- _RECORDED DATA_

• • • •

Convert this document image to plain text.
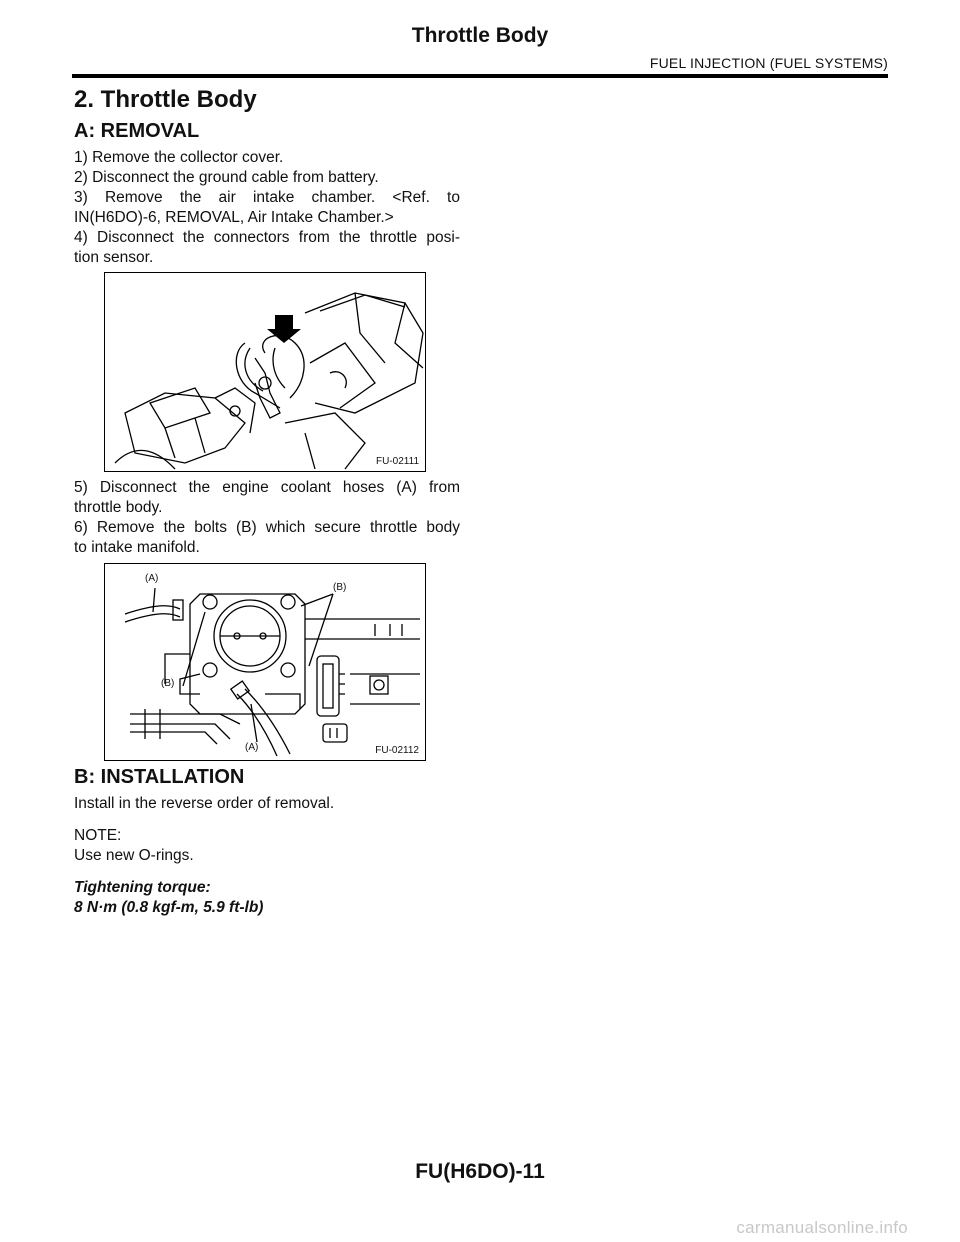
Throttle Body
FUEL INJECTION (FUEL SYSTEMS)
2. Throttle Body
A: REMOVAL

1) Remove the collector cover.

2) Disconnect the ground cable from battery.

3) Remove the air intake chamber. <Ref. to

IN(H6DO)-6, REMOVAL, Air Intake Chamber.>

4) Disconnect the connectors from the throttle posi-

tion sensor.

FU-02111

5) Disconnect the engine coolant hoses (A) from

throttle body.

6) Remove the bolts (B) which secure throttle body

to intake manifold.

(A)
(B)
(B)
(A)	FU-02112
B: INSTALLATION

Install in the reverse order of removal.

NOTE:

Use new O-rings.

Tightening torque:

8 N·m (0.8 kgf-m, 5.9 ft-lb)

FU(H6DO)-11
carmanualsonline.info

• • • •

- _EXERCISE PROMPT_
Each record should be quoted exactly, with the images omitted.

- _FINAL ANSWER_
Convert this document image to plain text.
Throttle Body
FUEL INJECTION (FUEL SYSTEMS)
2. Throttle Body
A: REMOVAL

1) Remove the collector cover.

2) Disconnect the ground cable from battery.

3) Remove the air intake chamber. <Ref. to

IN(H6DO)-6, REMOVAL, Air Intake Chamber.>

4) Disconnect the connectors from the throttle posi-

tion sensor.

FU-02111

5) Disconnect the engine coolant hoses (A) from

throttle body.

6) Remove the bolts (B) which secure throttle body

to intake manifold.

(A)
(B)
(B)
(A)	FU-02112
B: INSTALLATION

Install in the reverse order of removal.

NOTE:

Use new O-rings.

Tightening torque:

8 N·m (0.8 kgf-m, 5.9 ft-lb)

FU(H6DO)-11
carmanualsonline.info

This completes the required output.